GOAL:
Omit all images. Transcribe the rest of the material below exactly.

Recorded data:

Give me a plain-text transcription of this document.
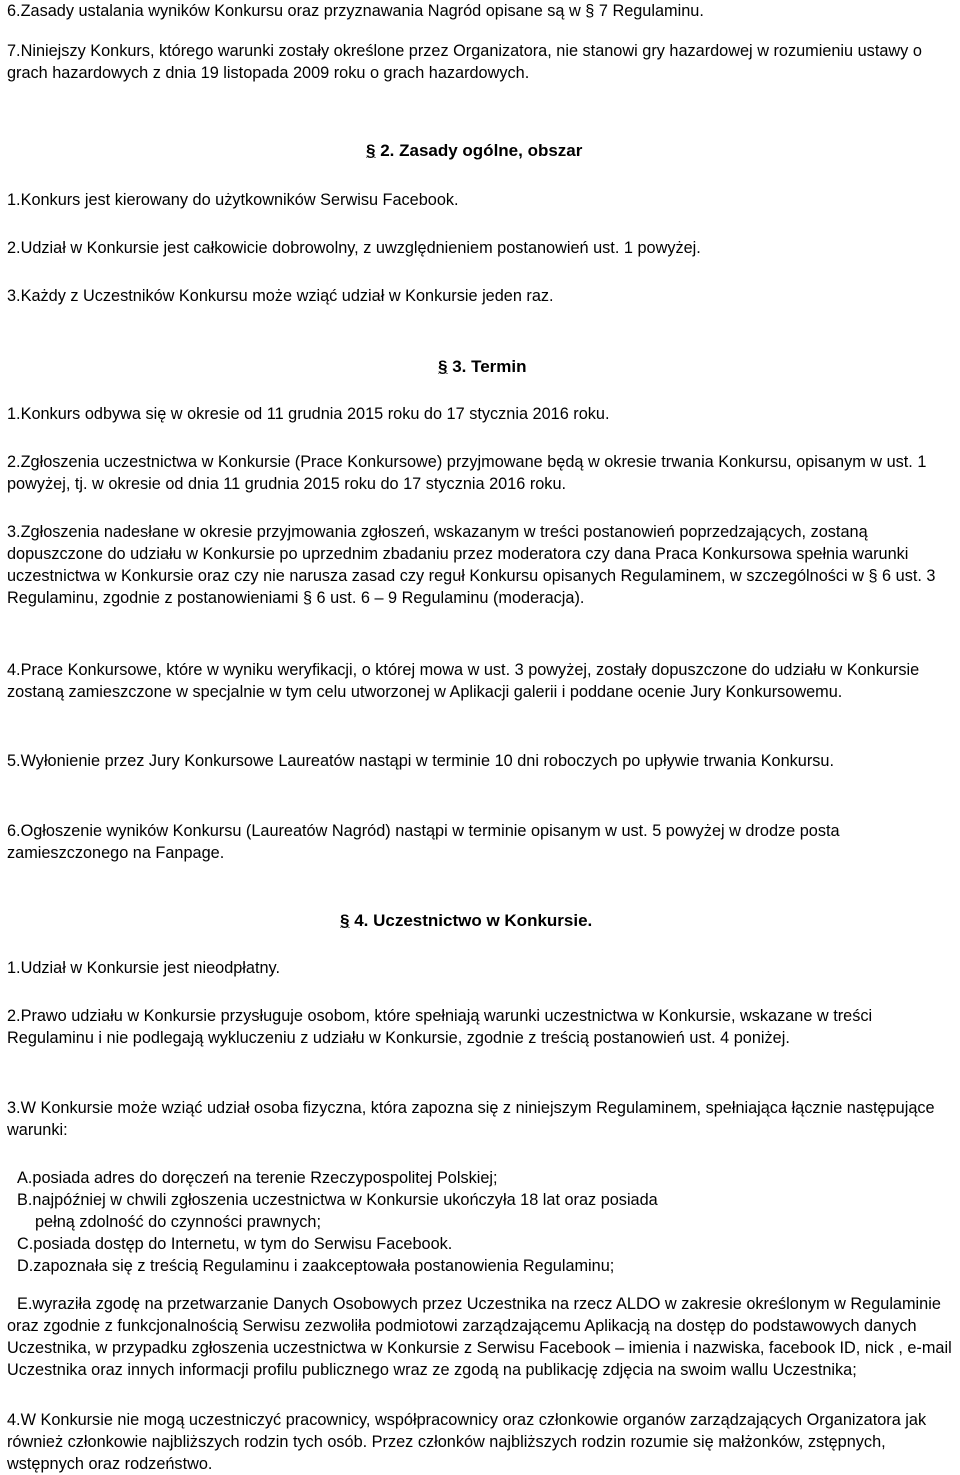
6.Zasady ustalania wyników Konkursu oraz przyznawania Nagród opisane są w § 7 Regulaminu.

7.Niniejszy Konkurs, którego warunki zostały określone przez Organizatora, nie stanowi gry hazardowej w rozumieniu ustawy o grach hazardowych z dnia 19 listopada 2009 roku o grach hazardowych.

§ 2. Zasady ogólne, obszar

1.Konkurs jest kierowany do użytkowników Serwisu Facebook.

2.Udział w Konkursie jest całkowicie dobrowolny, z uwzględnieniem postanowień ust. 1 powyżej.

3.Każdy z Uczestników Konkursu może wziąć udział w Konkursie jeden raz.

§ 3. Termin

1.Konkurs odbywa się w okresie od 11 grudnia 2015 roku do 17 stycznia 2016 roku.

2.Zgłoszenia uczestnictwa w Konkursie (Prace Konkursowe) przyjmowane będą w okresie trwania Konkursu, opisanym w ust. 1 powyżej, tj. w okresie od dnia 11 grudnia 2015 roku do 17 stycznia 2016 roku.

3.Zgłoszenia nadesłane w okresie przyjmowania zgłoszeń, wskazanym w treści postanowień poprzedzających, zostaną dopuszczone do udziału w Konkursie po uprzednim zbadaniu przez moderatora czy dana Praca Konkursowa spełnia warunki uczestnictwa w Konkursie oraz czy nie narusza zasad czy reguł Konkursu opisanych Regulaminem, w szczególności w § 6 ust. 3 Regulaminu, zgodnie z postanowieniami § 6 ust. 6 – 9 Regulaminu (moderacja).

4.Prace Konkursowe, które w wyniku weryfikacji, o której mowa w ust. 3 powyżej, zostały dopuszczone do udziału w Konkursie zostaną zamieszczone w specjalnie w tym celu utworzonej w Aplikacji galerii i poddane ocenie Jury Konkursowemu.

5.Wyłonienie przez Jury Konkursowe Laureatów nastąpi w terminie 10 dni roboczych po upływie trwania Konkursu.

6.Ogłoszenie wyników Konkursu (Laureatów Nagród) nastąpi w terminie opisanym w ust. 5 powyżej w drodze posta zamieszczonego na Fanpage.

§ 4. Uczestnictwo w Konkursie.

1.Udział w Konkursie jest nieodpłatny.

2.Prawo udziału w Konkursie przysługuje osobom, które spełniają warunki uczestnictwa w Konkursie, wskazane w treści Regulaminu i nie podlegają wykluczeniu z udziału w Konkursie, zgodnie z treścią postanowień ust. 4 poniżej.

3.W Konkursie może wziąć udział osoba fizyczna, która zapozna się z niniejszym Regulaminem, spełniająca łącznie następujące warunki:

A.posiada adres do doręczeń na terenie Rzeczypospolitej Polskiej;
B.najpóźniej w chwili zgłoszenia uczestnictwa w Konkursie ukończyła 18 lat oraz posiada
pełną zdolność do czynności prawnych;
C.posiada dostęp do Internetu, w tym do Serwisu Facebook.
D.zapoznała się z treścią Regulaminu i zaakceptowała postanowienia Regulaminu;

E.wyraziła zgodę na przetwarzanie Danych Osobowych przez Uczestnika na rzecz ALDO w zakresie określonym w Regulaminie oraz zgodnie z funkcjonalnością Serwisu zezwoliła podmiotowi zarządzającemu Aplikacją na dostęp do podstawowych danych Uczestnika, w przypadku zgłoszenia uczestnictwa w Konkursie z Serwisu Facebook – imienia i nazwiska, facebook ID, nick , e-mail Uczestnika oraz innych informacji profilu publicznego wraz ze zgodą na publikację zdjęcia na swoim wallu Uczestnika;

4.W Konkursie nie mogą uczestniczyć pracownicy, współpracownicy oraz członkowie organów zarządzających Organizatora jak również członkowie najbliższych rodzin tych osób. Przez członków najbliższych rodzin rozumie się małżonków, zstępnych, wstępnych oraz rodzeństwo.
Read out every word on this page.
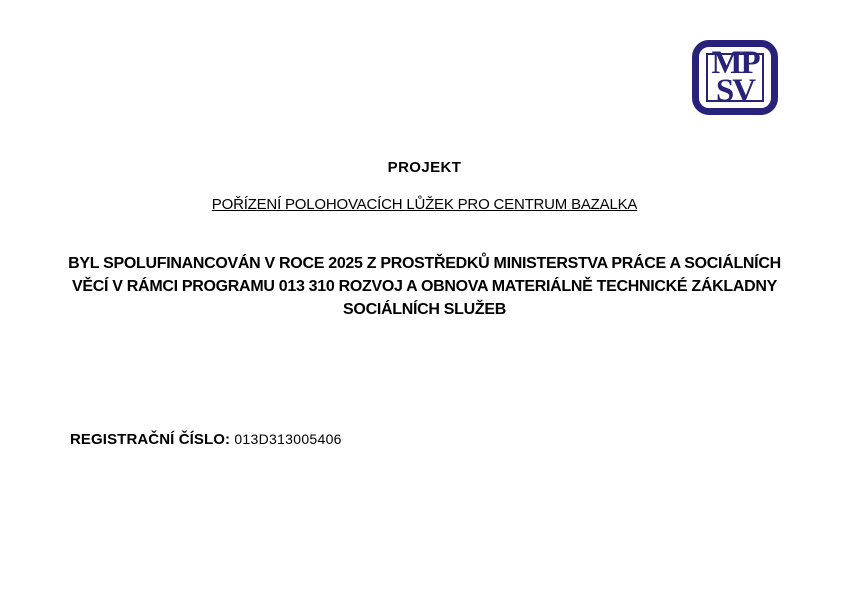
MP
SV
PROJEKT
POŘÍZENÍ POLOHOVACÍCH LŮŽEK PRO CENTRUM BAZALKA
BYL SPOLUFINANCOVÁN V ROCE 2025 Z PROSTŘEDKŮ MINISTERSTVA PRÁCE A SOCIÁLNÍCH
VĚCÍ V RÁMCI PROGRAMU 013 310 ROZVOJ A OBNOVA MATERIÁLNĚ TECHNICKÉ ZÁKLADNY
SOCIÁLNÍCH SLUŽEB
REGISTRAČNÍ ČÍSLO: 013D313005406
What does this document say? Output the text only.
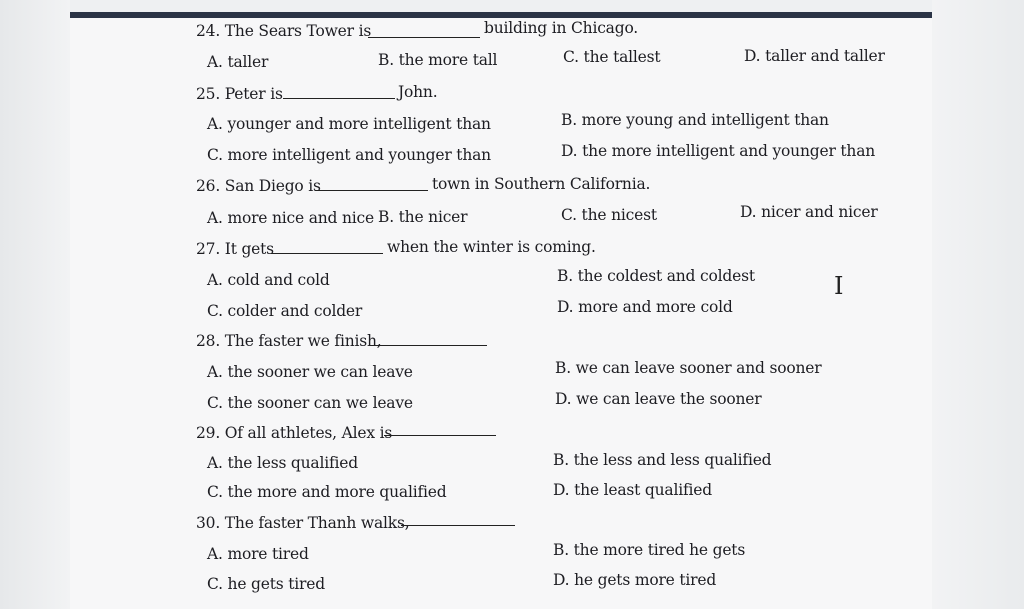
24. The Sears Tower is	building in Chicago.
A. taller	B. the more tall	C. the tallest	D. taller and taller
25. Peter is	John.
A. younger and more intelligent than	B. more young and intelligent than
C. more intelligent and younger than	D. the more intelligent and younger than
26. San Diego is	town in Southern California.
A. more nice and nice B. the nicer	C. the nicest	D. nicer and nicer
27. It gets	when the winter is coming.
A. cold and cold	B. the coldest and coldest
C. colder and colder	D. more and more cold
28. The faster we finish,
A. the sooner we can leave	B. we can leave sooner and sooner
C. the sooner can we leave	D. we can leave the sooner
29. Of all athletes, Alex is
A. the less qualified	B. the less and less qualified
C. the more and more qualified	D. the least qualified
30. The faster Thanh walks,
A. more tired	B. the more tired he gets
C. he gets tired	D. he gets more tired
I
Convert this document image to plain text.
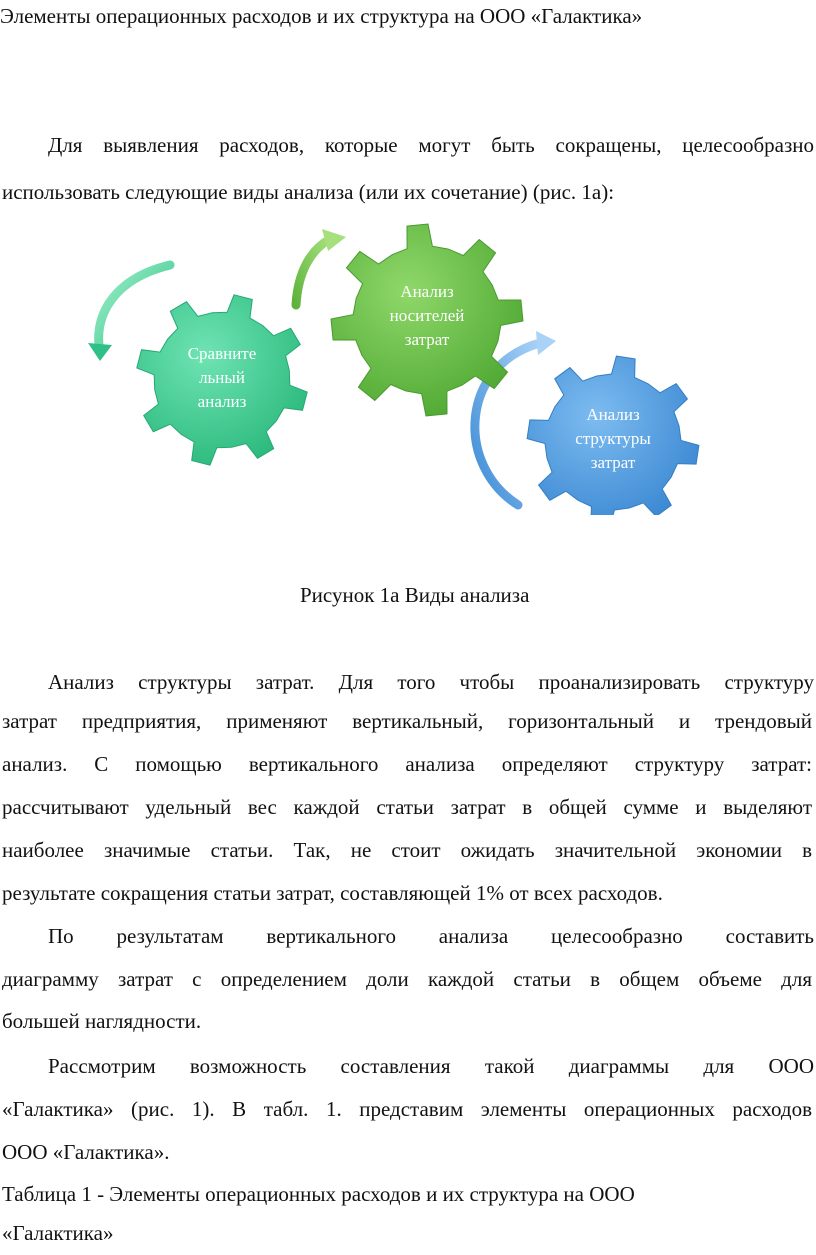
Элементы операционных расходов и их структура на ООО «Галактика»
Для выявления расходов, которые могут быть сокращены, целесообразно
использовать следующие виды анализа (или их сочетание) (рис. 1а):
Сравните
льный
анализ
Анализ
носителей
затрат
Анализ
структуры
затрат
Рисунок 1а Виды анализа
Анализ структуры затрат. Для того чтобы проанализировать структуру
затрат предприятия, применяют вертикальный, горизонтальный и трендовый
анализ. С помощью вертикального анализа определяют структуру затрат:
рассчитывают удельный вес каждой статьи затрат в общей сумме и выделяют
наиболее значимые статьи. Так, не стоит ожидать значительной экономии в
результате сокращения статьи затрат, составляющей 1% от всех расходов.
По результатам вертикального анализа целесообразно составить
диаграмму затрат с определением доли каждой статьи в общем объеме для
большей наглядности.
Рассмотрим возможность составления такой диаграммы для ООО
«Галактика» (рис. 1). В табл. 1. представим элементы операционных расходов
ООО «Галактика».
Таблица 1 - Элементы операционных расходов и их структура на ООО
«Галактика»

EXERCISE RESPONSE:
Give me a plain-text transcription of this document.
6.Zasady ustalania wyników Konkursu oraz przyznawania Nagród opisane są w § 7 Regulaminu.

7.Niniejszy Konkurs, którego warunki zostały określone przez Organizatora, nie stanowi gry hazardowej w rozumieniu ustawy o grach hazardowych z dnia 19 listopada 2009 roku o grach hazardowych.

§ 2. Zasady ogólne, obszar

1.Konkurs jest kierowany do użytkowników Serwisu Facebook.

2.Udział w Konkursie jest całkowicie dobrowolny, z uwzględnieniem postanowień ust. 1 powyżej.

3.Każdy z Uczestników Konkursu może wziąć udział w Konkursie jeden raz.

§ 3. Termin

1.Konkurs odbywa się w okresie od 11 grudnia 2015 roku do 17 stycznia 2016 roku.

2.Zgłoszenia uczestnictwa w Konkursie (Prace Konkursowe) przyjmowane będą w okresie trwania Konkursu, opisanym w ust. 1 powyżej, tj. w okresie od dnia 11 grudnia 2015 roku do 17 stycznia 2016 roku.

3.Zgłoszenia nadesłane w okresie przyjmowania zgłoszeń, wskazanym w treści postanowień poprzedzających, zostaną dopuszczone do udziału w Konkursie po uprzednim zbadaniu przez moderatora czy dana Praca Konkursowa spełnia warunki uczestnictwa w Konkursie oraz czy nie narusza zasad czy reguł Konkursu opisanych Regulaminem, w szczególności w § 6 ust. 3 Regulaminu, zgodnie z postanowieniami § 6 ust. 6 – 9 Regulaminu (moderacja).

4.Prace Konkursowe, które w wyniku weryfikacji, o której mowa w ust. 3 powyżej, zostały dopuszczone do udziału w Konkursie zostaną zamieszczone w specjalnie w tym celu utworzonej w Aplikacji galerii i poddane ocenie Jury Konkursowemu.

5.Wyłonienie przez Jury Konkursowe Laureatów nastąpi w terminie 10 dni roboczych po upływie trwania Konkursu.

6.Ogłoszenie wyników Konkursu (Laureatów Nagród) nastąpi w terminie opisanym w ust. 5 powyżej w drodze posta zamieszczonego na Fanpage.

§ 4. Uczestnictwo w Konkursie.

1.Udział w Konkursie jest nieodpłatny.

2.Prawo udziału w Konkursie przysługuje osobom, które spełniają warunki uczestnictwa w Konkursie, wskazane w treści Regulaminu i nie podlegają wykluczeniu z udziału w Konkursie, zgodnie z treścią postanowień ust. 4 poniżej.

3.W Konkursie może wziąć udział osoba fizyczna, która zapozna się z niniejszym Regulaminem, spełniająca łącznie następujące warunki:

A.posiada adres do doręczeń na terenie Rzeczypospolitej Polskiej;
B.najpóźniej w chwili zgłoszenia uczestnictwa w Konkursie ukończyła 18 lat oraz posiada
pełną zdolność do czynności prawnych;
C.posiada dostęp do Internetu, w tym do Serwisu Facebook.
D.zapoznała się z treścią Regulaminu i zaakceptowała postanowienia Regulaminu;

E.wyraziła zgodę na przetwarzanie Danych Osobowych przez Uczestnika na rzecz ALDO w zakresie określonym w Regulaminie oraz zgodnie z funkcjonalnością Serwisu zezwoliła podmiotowi zarządzającemu Aplikacją na dostęp do podstawowych danych Uczestnika, w przypadku zgłoszenia uczestnictwa w Konkursie z Serwisu Facebook – imienia i nazwiska, facebook ID, nick , e-mail Uczestnika oraz innych informacji profilu publicznego wraz ze zgodą na publikację zdjęcia na swoim wallu Uczestnika;

4.W Konkursie nie mogą uczestniczyć pracownicy, współpracownicy oraz członkowie organów zarządzających Organizatora jak również członkowie najbliższych rodzin tych osób. Przez członków najbliższych rodzin rozumie się małżonków, zstępnych, wstępnych oraz rodzeństwo.
Read out every word on this page.
MP
SV
PROJEKT
POŘÍZENÍ POLOHOVACÍCH LŮŽEK PRO CENTRUM BAZALKA
BYL SPOLUFINANCOVÁN V ROCE 2025 Z PROSTŘEDKŮ MINISTERSTVA PRÁCE A SOCIÁLNÍCH
VĚCÍ V RÁMCI PROGRAMU 013 310 ROZVOJ A OBNOVA MATERIÁLNĚ TECHNICKÉ ZÁKLADNY
SOCIÁLNÍCH SLUŽEB
REGISTRAČNÍ ČÍSLO: 013D313005406
What does this document say? Output the text only.
24. The Sears Tower is	building in Chicago.
A. taller	B. the more tall	C. the tallest	D. taller and taller
25. Peter is	John.
A. younger and more intelligent than	B. more young and intelligent than
C. more intelligent and younger than	D. the more intelligent and younger than
26. San Diego is	town in Southern California.
A. more nice and nice B. the nicer	C. the nicest	D. nicer and nicer
27. It gets	when the winter is coming.
A. cold and cold	B. the coldest and coldest
C. colder and colder	D. more and more cold
28. The faster we finish,
A. the sooner we can leave	B. we can leave sooner and sooner
C. the sooner can we leave	D. we can leave the sooner
29. Of all athletes, Alex is
A. the less qualified	B. the less and less qualified
C. the more and more qualified	D. the least qualified
30. The faster Thanh walks,
A. more tired	B. the more tired he gets
C. he gets tired	D. he gets more tired
I
Convert this document image to plain text.
Элементы операционных расходов и их структура на ООО «Галактика»
Для выявления расходов, которые могут быть сокращены, целесообразно
использовать следующие виды анализа (или их сочетание) (рис. 1а):
Сравните
льный
анализ
Анализ
носителей
затрат
Анализ
структуры
затрат
Рисунок 1а Виды анализа
Анализ структуры затрат. Для того чтобы проанализировать структуру
затрат предприятия, применяют вертикальный, горизонтальный и трендовый
анализ. С помощью вертикального анализа определяют структуру затрат:
рассчитывают удельный вес каждой статьи затрат в общей сумме и выделяют
наиболее значимые статьи. Так, не стоит ожидать значительной экономии в
результате сокращения статьи затрат, составляющей 1% от всех расходов.
По результатам вертикального анализа целесообразно составить
диаграмму затрат с определением доли каждой статьи в общем объеме для
большей наглядности.
Рассмотрим возможность составления такой диаграммы для ООО
«Галактика» (рис. 1). В табл. 1. представим элементы операционных расходов
ООО «Галактика».
Таблица 1 - Элементы операционных расходов и их структура на ООО
«Галактика»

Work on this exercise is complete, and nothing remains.